▶ What is needed:
Copy out the listing that follows, exactly, without its pictures.

[START OF Material for this exercise]

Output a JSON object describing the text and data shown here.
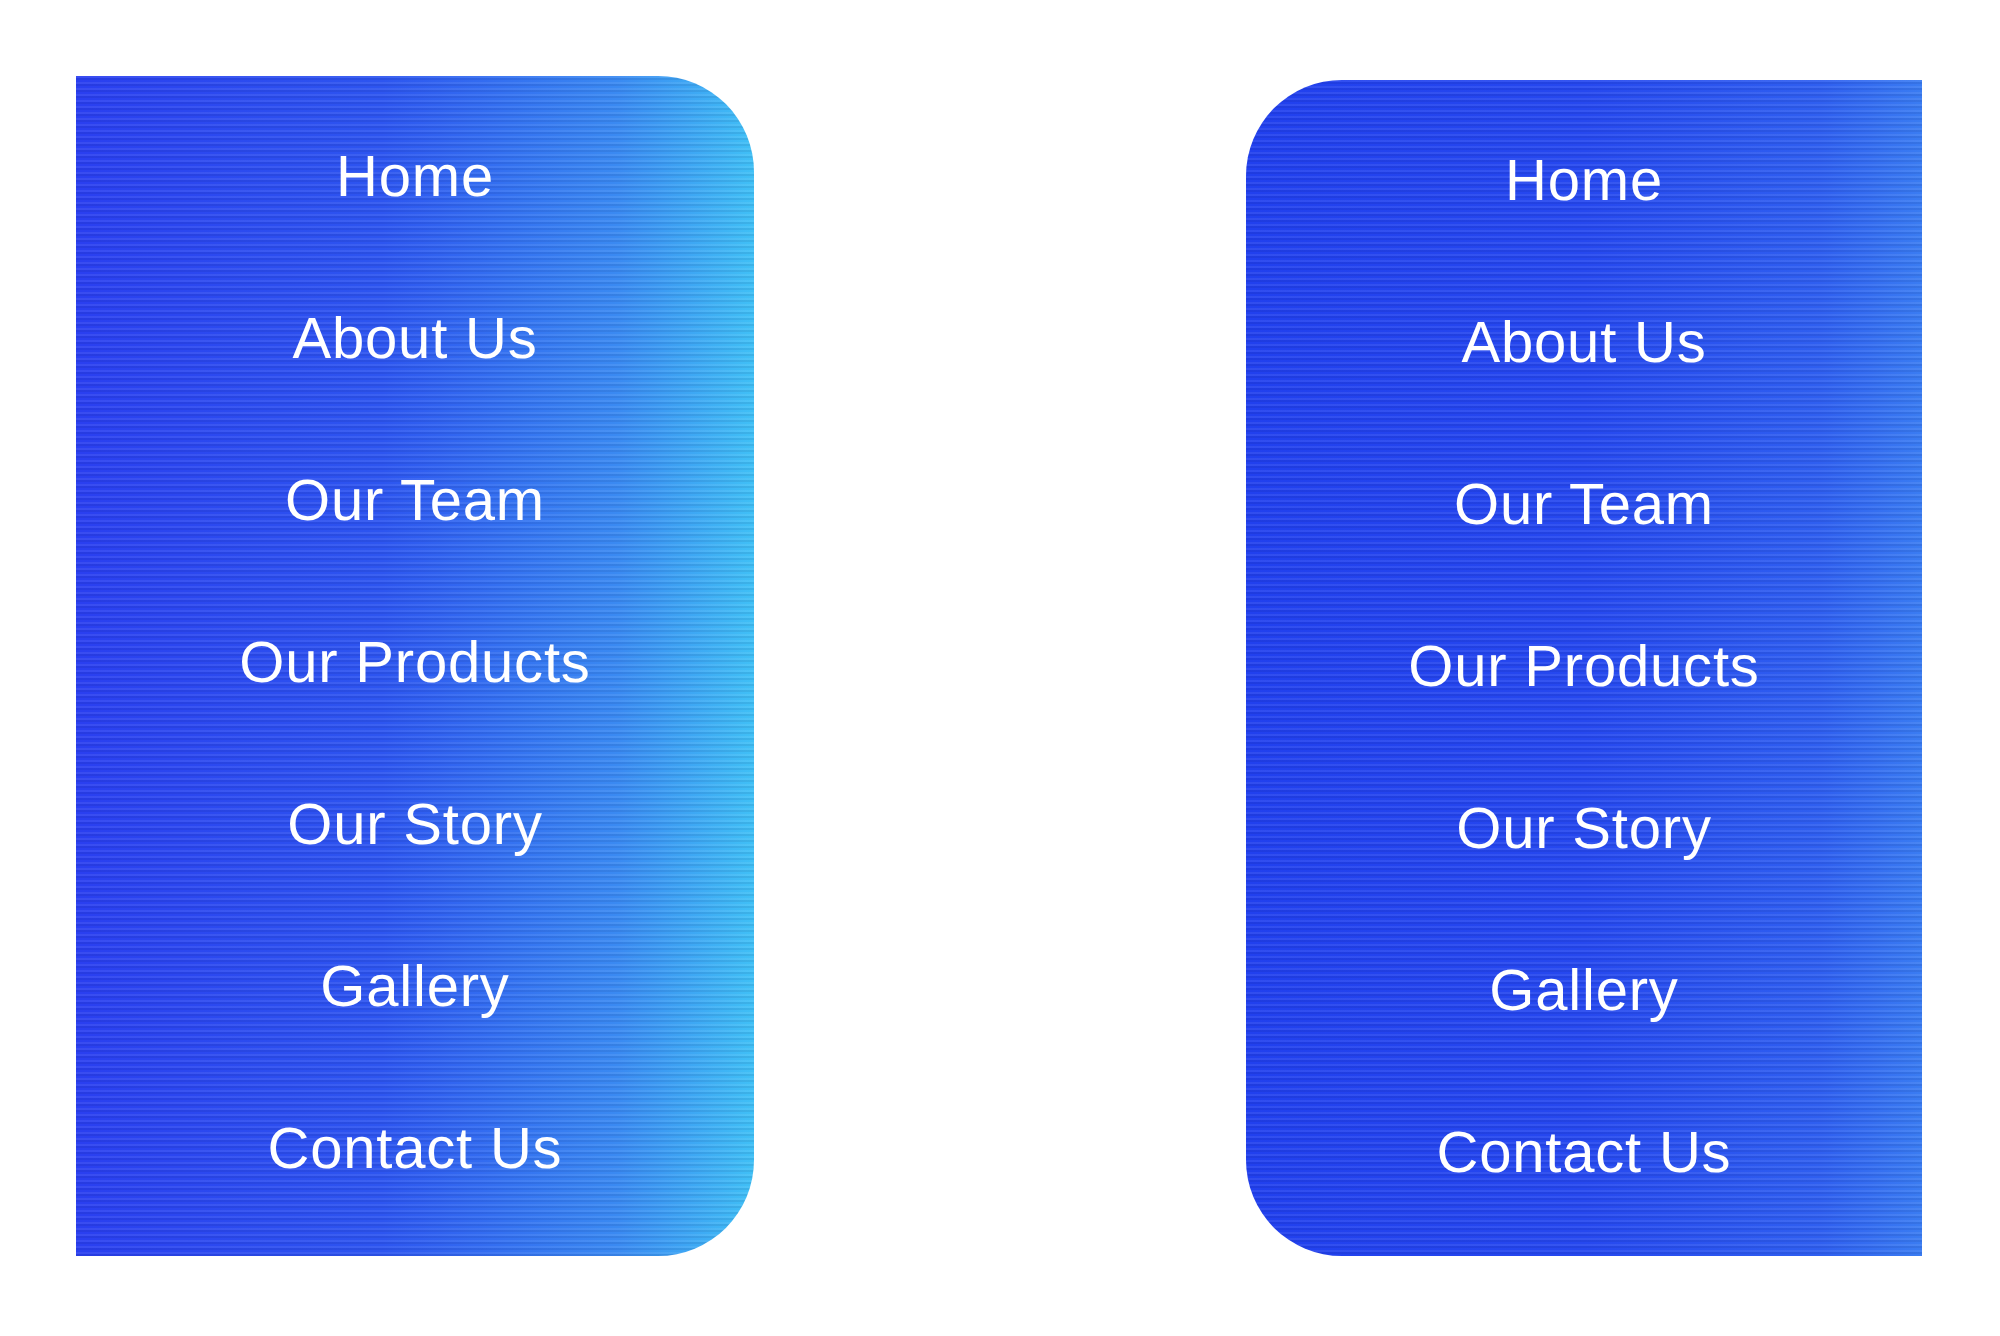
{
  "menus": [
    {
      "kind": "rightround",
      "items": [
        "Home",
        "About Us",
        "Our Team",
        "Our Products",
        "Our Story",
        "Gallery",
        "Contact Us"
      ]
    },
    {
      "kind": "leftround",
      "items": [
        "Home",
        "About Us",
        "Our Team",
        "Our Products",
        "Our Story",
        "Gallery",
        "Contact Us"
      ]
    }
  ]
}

[END OF Material for this exercise]

▶ Written response:
Output a JSON object describing the text and data shown here.
{
  "menus": [
    {
      "kind": "rightround",
      "items": [
        "Home",
        "About Us",
        "Our Team",
        "Our Products",
        "Our Story",
        "Gallery",
        "Contact Us"
      ]
    },
    {
      "kind": "leftround",
      "items": [
        "Home",
        "About Us",
        "Our Team",
        "Our Products",
        "Our Story",
        "Gallery",
        "Contact Us"
      ]
    }
  ]
}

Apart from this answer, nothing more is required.